PROBLEM DETAILS:
Without omitting anything, retype the data that follows.

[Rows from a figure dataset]

● ● ● ● ●

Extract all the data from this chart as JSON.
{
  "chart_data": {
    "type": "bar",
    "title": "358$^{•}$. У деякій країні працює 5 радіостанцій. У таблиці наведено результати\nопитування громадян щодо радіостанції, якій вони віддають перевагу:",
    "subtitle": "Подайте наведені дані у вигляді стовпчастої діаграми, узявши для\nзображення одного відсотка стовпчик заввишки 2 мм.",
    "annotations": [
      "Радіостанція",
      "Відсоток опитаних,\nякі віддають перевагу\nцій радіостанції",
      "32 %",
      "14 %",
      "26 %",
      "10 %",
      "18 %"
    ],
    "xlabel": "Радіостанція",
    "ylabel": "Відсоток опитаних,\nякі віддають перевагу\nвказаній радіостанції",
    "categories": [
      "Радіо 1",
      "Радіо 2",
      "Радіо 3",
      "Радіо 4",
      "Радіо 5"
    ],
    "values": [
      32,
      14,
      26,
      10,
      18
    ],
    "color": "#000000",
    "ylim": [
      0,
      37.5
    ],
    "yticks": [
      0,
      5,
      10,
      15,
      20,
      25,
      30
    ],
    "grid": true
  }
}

● ● ● ● ●

WRITTEN ANSWER:
Extract all the data from this chart as JSON.
{
  "chart_data": {
    "type": "bar",
    "title": "358$^{•}$. У деякій країні працює 5 радіостанцій. У таблиці наведено результати\nопитування громадян щодо радіостанції, якій вони віддають перевагу:",
    "subtitle": "Подайте наведені дані у вигляді стовпчастої діаграми, узявши для\nзображення одного відсотка стовпчик заввишки 2 мм.",
    "annotations": [
      "Радіостанція",
      "Відсоток опитаних,\nякі віддають перевагу\nцій радіостанції",
      "32 %",
      "14 %",
      "26 %",
      "10 %",
      "18 %"
    ],
    "xlabel": "Радіостанція",
    "ylabel": "Відсоток опитаних,\nякі віддають перевагу\nвказаній радіостанції",
    "categories": [
      "Радіо 1",
      "Радіо 2",
      "Радіо 3",
      "Радіо 4",
      "Радіо 5"
    ],
    "values": [
      32,
      14,
      26,
      10,
      18
    ],
    "color": "#000000",
    "ylim": [
      0,
      37.5
    ],
    "yticks": [
      0,
      5,
      10,
      15,
      20,
      25,
      30
    ],
    "grid": true
  }
}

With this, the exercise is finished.